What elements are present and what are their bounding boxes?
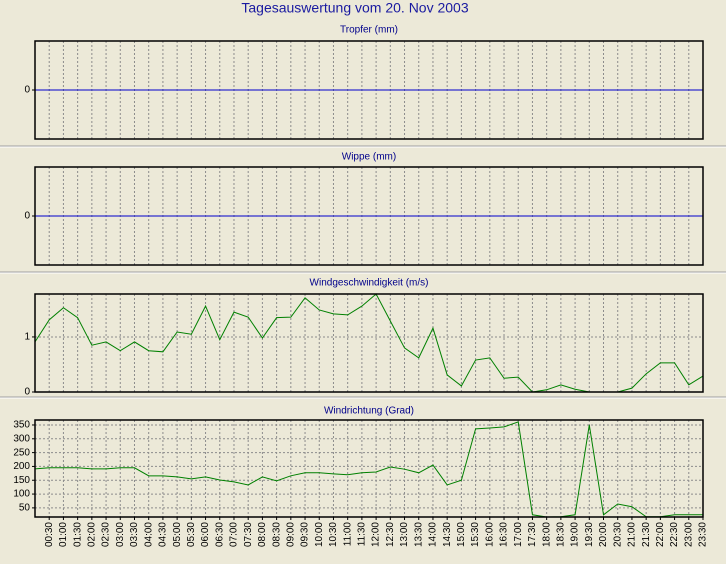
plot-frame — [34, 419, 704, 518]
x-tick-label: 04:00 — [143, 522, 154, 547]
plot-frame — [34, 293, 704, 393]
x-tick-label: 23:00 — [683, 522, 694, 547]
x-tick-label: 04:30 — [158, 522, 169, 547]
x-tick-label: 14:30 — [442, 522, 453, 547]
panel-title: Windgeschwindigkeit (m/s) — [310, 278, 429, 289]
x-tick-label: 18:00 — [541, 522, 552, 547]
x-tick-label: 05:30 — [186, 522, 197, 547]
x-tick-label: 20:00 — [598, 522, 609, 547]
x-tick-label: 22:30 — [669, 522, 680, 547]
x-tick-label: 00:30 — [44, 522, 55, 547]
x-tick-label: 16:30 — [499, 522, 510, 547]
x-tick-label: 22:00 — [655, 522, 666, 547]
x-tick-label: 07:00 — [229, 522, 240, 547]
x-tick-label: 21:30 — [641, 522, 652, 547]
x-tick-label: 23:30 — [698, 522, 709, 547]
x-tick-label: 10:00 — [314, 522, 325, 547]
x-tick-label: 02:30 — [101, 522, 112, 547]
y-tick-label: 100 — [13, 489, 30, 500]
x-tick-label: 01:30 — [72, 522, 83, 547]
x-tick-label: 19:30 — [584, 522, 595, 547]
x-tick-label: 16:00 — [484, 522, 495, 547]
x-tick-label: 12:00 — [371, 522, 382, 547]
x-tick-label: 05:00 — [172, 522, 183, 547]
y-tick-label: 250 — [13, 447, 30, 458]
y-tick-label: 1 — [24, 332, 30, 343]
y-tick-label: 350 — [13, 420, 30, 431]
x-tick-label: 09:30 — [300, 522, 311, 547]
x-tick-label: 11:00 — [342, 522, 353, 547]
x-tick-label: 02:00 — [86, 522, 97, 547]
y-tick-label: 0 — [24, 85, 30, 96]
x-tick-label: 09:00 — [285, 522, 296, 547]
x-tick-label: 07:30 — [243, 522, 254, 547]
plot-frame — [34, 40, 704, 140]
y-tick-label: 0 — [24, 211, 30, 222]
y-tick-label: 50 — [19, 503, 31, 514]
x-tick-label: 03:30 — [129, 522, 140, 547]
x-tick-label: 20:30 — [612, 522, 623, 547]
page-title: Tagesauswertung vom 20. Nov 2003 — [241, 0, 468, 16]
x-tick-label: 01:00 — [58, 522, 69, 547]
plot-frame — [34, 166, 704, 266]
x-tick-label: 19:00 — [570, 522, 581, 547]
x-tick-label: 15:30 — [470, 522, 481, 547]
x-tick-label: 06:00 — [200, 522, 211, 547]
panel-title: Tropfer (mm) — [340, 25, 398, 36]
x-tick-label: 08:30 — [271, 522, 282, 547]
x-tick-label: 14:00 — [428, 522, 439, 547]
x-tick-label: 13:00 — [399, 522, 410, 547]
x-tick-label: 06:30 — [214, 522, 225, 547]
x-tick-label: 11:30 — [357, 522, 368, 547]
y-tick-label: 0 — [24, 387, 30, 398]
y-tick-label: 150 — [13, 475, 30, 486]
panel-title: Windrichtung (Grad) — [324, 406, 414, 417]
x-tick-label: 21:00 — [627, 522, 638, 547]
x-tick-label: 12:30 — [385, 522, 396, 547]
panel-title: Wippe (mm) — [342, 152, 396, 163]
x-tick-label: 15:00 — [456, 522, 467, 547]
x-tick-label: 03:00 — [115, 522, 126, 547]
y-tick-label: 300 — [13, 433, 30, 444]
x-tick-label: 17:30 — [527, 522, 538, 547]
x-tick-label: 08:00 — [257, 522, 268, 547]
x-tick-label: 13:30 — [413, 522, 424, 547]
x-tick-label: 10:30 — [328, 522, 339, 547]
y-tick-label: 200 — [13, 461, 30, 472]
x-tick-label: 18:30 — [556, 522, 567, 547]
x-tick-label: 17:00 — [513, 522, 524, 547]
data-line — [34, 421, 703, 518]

**GIVEN EXERCISE:** Give every line of the data above as a numbered list, leaving out blank lines and the picture.

**THE RESULT:**
1. What elements are present and what are their bounding boxes?
2. plot-frame — [34, 419, 704, 518]
3. x-tick-label: 04:00 — [143, 522, 154, 547]
4. plot-frame — [34, 293, 704, 393]
5. x-tick-label: 23:00 — [683, 522, 694, 547]
6. x-tick-label: 04:30 — [158, 522, 169, 547]
7. x-tick-label: 14:30 — [442, 522, 453, 547]
8. panel-title: Windgeschwindigkeit (m/s) — [310, 278, 429, 289]
9. x-tick-label: 18:00 — [541, 522, 552, 547]
10. x-tick-label: 05:30 — [186, 522, 197, 547]
11. x-tick-label: 20:00 — [598, 522, 609, 547]
12. x-tick-label: 22:30 — [669, 522, 680, 547]
13. x-tick-label: 00:30 — [44, 522, 55, 547]
14. x-tick-label: 16:30 — [499, 522, 510, 547]
15. x-tick-label: 22:00 — [655, 522, 666, 547]
16. x-tick-label: 07:00 — [229, 522, 240, 547]
17. x-tick-label: 21:30 — [641, 522, 652, 547]
18. x-tick-label: 23:30 — [698, 522, 709, 547]
19. x-tick-label: 10:00 — [314, 522, 325, 547]
20. x-tick-label: 02:30 — [101, 522, 112, 547]
21. y-tick-label: 100 — [13, 489, 30, 500]
22. x-tick-label: 01:30 — [72, 522, 83, 547]
23. x-tick-label: 19:30 — [584, 522, 595, 547]
24. x-tick-label: 16:00 — [484, 522, 495, 547]
25. x-tick-label: 12:00 — [371, 522, 382, 547]
26. x-tick-label: 05:00 — [172, 522, 183, 547]
27. y-tick-label: 250 — [13, 447, 30, 458]
28. y-tick-label: 1 — [24, 332, 30, 343]
29. y-tick-label: 350 — [13, 420, 30, 431]
30. x-tick-label: 09:30 — [300, 522, 311, 547]
31. x-tick-label: 11:00 — [342, 522, 353, 547]
32. x-tick-label: 02:00 — [86, 522, 97, 547]
33. y-tick-label: 0 — [24, 85, 30, 96]
34. x-tick-label: 09:00 — [285, 522, 296, 547]
35. x-tick-label: 07:30 — [243, 522, 254, 547]
36. plot-frame — [34, 40, 704, 140]
37. y-tick-label: 0 — [24, 211, 30, 222]
38. y-tick-label: 50 — [19, 503, 31, 514]
39. x-tick-label: 03:30 — [129, 522, 140, 547]
40. x-tick-label: 20:30 — [612, 522, 623, 547]
41. page-title: Tagesauswertung vom 20. Nov 2003 — [241, 0, 468, 16]
42. x-tick-label: 01:00 — [58, 522, 69, 547]
43. plot-frame — [34, 166, 704, 266]
44. x-tick-label: 19:00 — [570, 522, 581, 547]
45. x-tick-label: 15:30 — [470, 522, 481, 547]
46. x-tick-label: 06:00 — [200, 522, 211, 547]
47. panel-title: Tropfer (mm) — [340, 25, 398, 36]
48. x-tick-label: 08:30 — [271, 522, 282, 547]
49. x-tick-label: 14:00 — [428, 522, 439, 547]
50. x-tick-label: 13:00 — [399, 522, 410, 547]
51. x-tick-label: 06:30 — [214, 522, 225, 547]
52. x-tick-label: 11:30 — [357, 522, 368, 547]
53. y-tick-label: 0 — [24, 387, 30, 398]
54. y-tick-label: 150 — [13, 475, 30, 486]
55. panel-title: Windrichtung (Grad) — [324, 406, 414, 417]
56. x-tick-label: 21:00 — [627, 522, 638, 547]
57. x-tick-label: 12:30 — [385, 522, 396, 547]
58. panel-title: Wippe (mm) — [342, 152, 396, 163]
59. x-tick-label: 15:00 — [456, 522, 467, 547]
60. x-tick-label: 03:00 — [115, 522, 126, 547]
61. y-tick-label: 300 — [13, 433, 30, 444]
62. x-tick-label: 17:30 — [527, 522, 538, 547]
63. x-tick-label: 08:00 — [257, 522, 268, 547]
64. x-tick-label: 13:30 — [413, 522, 424, 547]
65. x-tick-label: 10:30 — [328, 522, 339, 547]
66. y-tick-label: 200 — [13, 461, 30, 472]
67. x-tick-label: 18:30 — [556, 522, 567, 547]
68. x-tick-label: 17:00 — [513, 522, 524, 547]
69. data-line — [34, 421, 703, 518]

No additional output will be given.